What you should do:
Each line of the material below should be reproduced exactly.

Dataset items:
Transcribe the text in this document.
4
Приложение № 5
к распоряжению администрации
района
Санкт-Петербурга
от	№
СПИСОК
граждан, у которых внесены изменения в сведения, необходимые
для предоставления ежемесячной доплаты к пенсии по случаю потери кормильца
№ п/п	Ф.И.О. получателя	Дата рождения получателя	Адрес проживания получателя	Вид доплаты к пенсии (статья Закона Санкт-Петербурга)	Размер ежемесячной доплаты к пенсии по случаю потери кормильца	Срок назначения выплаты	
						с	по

The completed task:
Transcribe the text in this document.
4
Приложение № 5
к распоряжению администрации
района
Санкт-Петербурга
от	№
СПИСОК
граждан, у которых внесены изменения в сведения, необходимые
для предоставления ежемесячной доплаты к пенсии по случаю потери кормильца
№ п/п	Ф.И.О. получателя	Дата рождения получателя	Адрес проживания получателя	Вид доплаты к пенсии (статья Закона Санкт-Петербурга)	Размер ежемесячной доплаты к пенсии по случаю потери кормильца	Срок назначения выплаты	
						с	по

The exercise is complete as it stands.